- [Dataset records]
•••

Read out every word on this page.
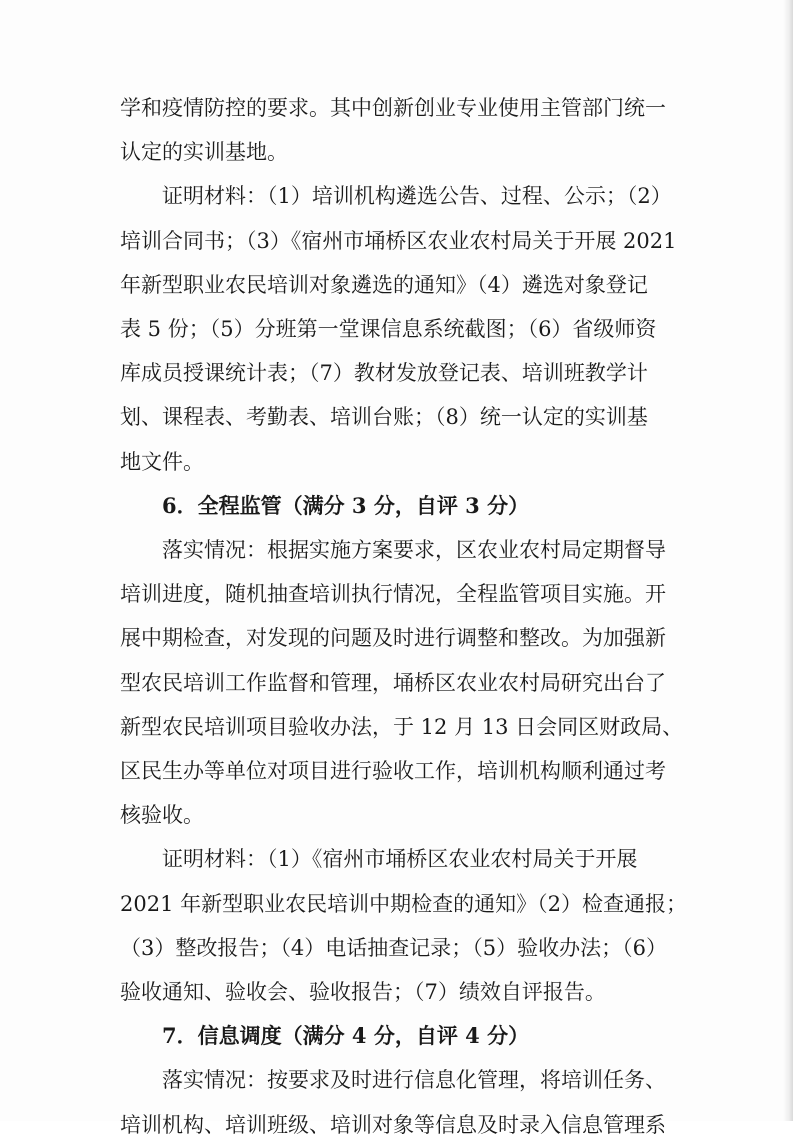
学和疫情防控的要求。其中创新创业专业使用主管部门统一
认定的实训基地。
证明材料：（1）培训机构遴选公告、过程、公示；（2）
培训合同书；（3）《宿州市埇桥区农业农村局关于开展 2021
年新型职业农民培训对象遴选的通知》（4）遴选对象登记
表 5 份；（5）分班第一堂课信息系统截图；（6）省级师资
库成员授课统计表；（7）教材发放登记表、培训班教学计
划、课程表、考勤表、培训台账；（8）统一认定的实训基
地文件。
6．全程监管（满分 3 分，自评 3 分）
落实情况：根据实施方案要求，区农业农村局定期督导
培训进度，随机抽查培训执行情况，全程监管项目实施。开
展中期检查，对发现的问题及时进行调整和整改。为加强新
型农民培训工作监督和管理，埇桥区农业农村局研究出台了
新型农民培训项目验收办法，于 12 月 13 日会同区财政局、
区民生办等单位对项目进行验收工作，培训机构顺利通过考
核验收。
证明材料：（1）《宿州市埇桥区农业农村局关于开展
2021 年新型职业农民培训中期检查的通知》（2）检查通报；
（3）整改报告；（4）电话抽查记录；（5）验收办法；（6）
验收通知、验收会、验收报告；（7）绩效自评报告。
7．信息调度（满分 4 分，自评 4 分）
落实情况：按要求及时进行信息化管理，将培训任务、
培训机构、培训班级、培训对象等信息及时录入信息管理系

•••

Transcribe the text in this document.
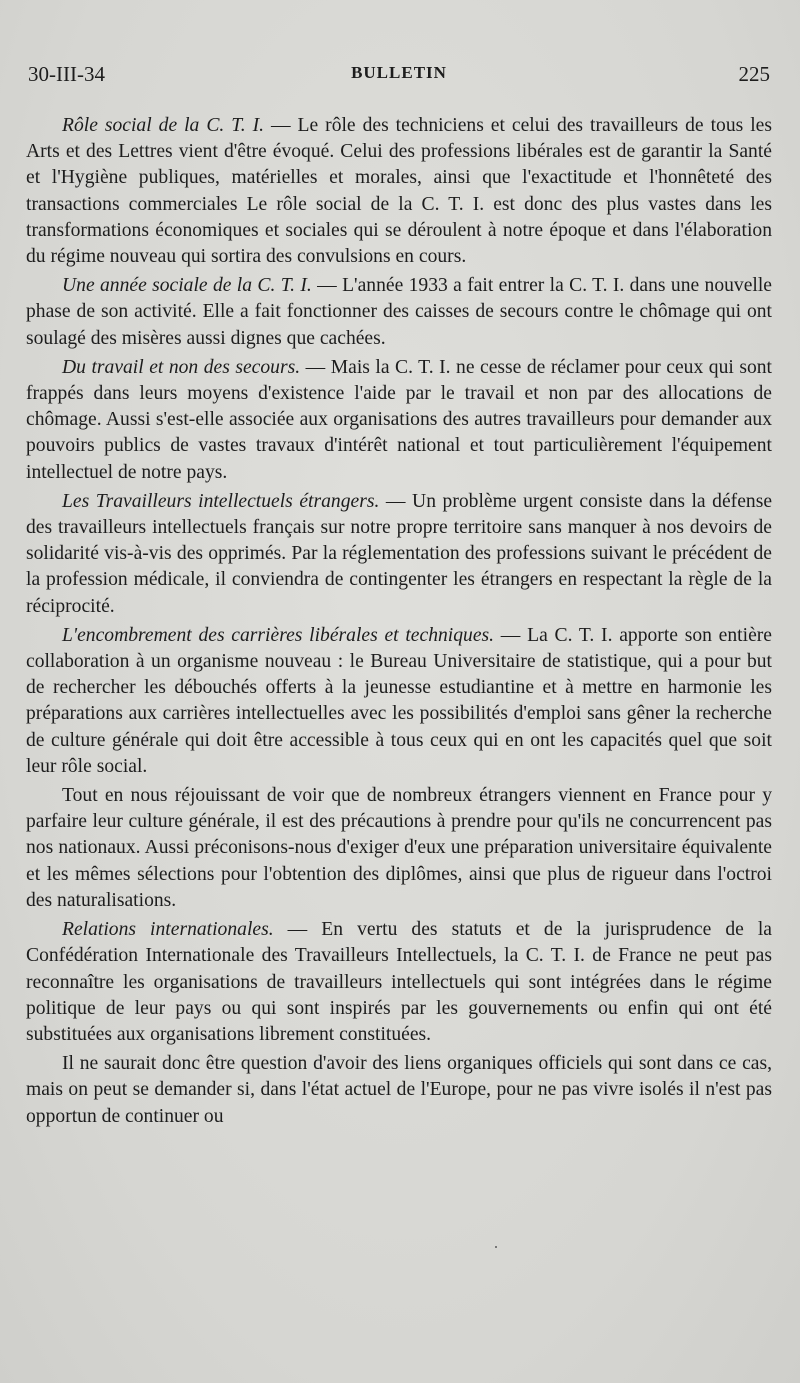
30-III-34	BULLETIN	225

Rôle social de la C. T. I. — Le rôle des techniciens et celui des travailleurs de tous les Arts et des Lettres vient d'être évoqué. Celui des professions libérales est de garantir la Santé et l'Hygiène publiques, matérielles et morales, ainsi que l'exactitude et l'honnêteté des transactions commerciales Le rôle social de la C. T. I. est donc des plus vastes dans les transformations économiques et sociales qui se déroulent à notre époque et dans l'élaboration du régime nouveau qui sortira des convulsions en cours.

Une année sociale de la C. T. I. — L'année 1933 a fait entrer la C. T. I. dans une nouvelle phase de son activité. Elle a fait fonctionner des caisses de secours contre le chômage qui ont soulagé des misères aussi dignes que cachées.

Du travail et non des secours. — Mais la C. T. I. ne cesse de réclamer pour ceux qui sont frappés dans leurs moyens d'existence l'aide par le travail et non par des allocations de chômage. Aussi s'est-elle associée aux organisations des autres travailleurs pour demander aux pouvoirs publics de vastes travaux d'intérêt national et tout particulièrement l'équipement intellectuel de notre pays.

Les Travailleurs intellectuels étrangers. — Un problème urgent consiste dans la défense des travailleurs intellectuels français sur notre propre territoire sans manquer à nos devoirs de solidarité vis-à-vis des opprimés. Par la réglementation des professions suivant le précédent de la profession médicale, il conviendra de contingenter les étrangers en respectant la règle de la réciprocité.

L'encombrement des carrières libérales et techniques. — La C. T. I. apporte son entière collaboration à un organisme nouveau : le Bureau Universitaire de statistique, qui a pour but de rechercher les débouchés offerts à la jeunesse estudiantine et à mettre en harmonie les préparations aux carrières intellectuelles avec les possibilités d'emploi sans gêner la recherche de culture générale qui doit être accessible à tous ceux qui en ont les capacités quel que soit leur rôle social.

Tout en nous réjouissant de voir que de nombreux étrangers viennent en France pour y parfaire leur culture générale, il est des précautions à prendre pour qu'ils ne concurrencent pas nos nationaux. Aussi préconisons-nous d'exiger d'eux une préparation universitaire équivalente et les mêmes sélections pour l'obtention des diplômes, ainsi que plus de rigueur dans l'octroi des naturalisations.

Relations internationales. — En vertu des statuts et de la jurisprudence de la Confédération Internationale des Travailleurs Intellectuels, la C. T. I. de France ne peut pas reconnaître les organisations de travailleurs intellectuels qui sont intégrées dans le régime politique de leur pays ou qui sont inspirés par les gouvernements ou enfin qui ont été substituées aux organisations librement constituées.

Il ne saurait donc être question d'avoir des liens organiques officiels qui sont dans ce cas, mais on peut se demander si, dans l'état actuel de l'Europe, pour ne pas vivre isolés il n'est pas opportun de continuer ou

•••

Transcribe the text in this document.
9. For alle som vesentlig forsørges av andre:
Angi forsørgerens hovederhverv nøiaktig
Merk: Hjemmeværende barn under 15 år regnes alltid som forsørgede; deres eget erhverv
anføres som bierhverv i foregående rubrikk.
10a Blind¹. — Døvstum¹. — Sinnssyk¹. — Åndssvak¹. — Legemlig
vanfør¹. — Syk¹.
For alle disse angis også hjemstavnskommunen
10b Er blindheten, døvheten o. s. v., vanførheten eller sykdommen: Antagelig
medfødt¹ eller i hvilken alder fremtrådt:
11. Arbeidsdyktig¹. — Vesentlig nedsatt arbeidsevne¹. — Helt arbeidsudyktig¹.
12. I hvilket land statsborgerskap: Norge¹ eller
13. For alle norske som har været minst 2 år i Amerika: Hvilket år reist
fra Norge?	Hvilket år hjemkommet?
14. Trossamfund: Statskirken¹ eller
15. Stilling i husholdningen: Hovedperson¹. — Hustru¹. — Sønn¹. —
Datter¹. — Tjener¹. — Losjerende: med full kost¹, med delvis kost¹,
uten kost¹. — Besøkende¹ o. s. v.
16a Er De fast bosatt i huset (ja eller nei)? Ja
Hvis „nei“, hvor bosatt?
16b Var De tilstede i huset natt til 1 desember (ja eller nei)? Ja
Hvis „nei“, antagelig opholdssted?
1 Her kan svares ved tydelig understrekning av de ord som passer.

•••

- [Problem statement] Search the records for the word "rôle". Copy every line that has it.

- [Exercise response]
Rôle social de la C. T. I. — Le rôle des techniciens et celui des travailleurs de tous les Arts et des Lettres vient d'être évoqué. Celui des professions libérales est de garantir la Santé et l'Hygiène publiques, matérielles et morales, ainsi que l'exactitude et l'honnêteté des transactions commerciales Le rôle social de la C. T. I. est donc des plus vastes dans les transformations économiques et sociales qui se déroulent à notre époque et dans l'élaboration du régime nouveau qui sortira des convulsions en cours.
L'encombrement des carrières libérales et techniques. — La C. T. I. apporte son entière collaboration à un organisme nouveau : le Bureau Universitaire de statistique, qui a pour but de rechercher les débouchés offerts à la jeunesse estudiantine et à mettre en harmonie les préparations aux carrières intellectuelles avec les possibilités d'emploi sans gêner la recherche de culture générale qui doit être accessible à tous ceux qui en ont les capacités quel que soit leur rôle social.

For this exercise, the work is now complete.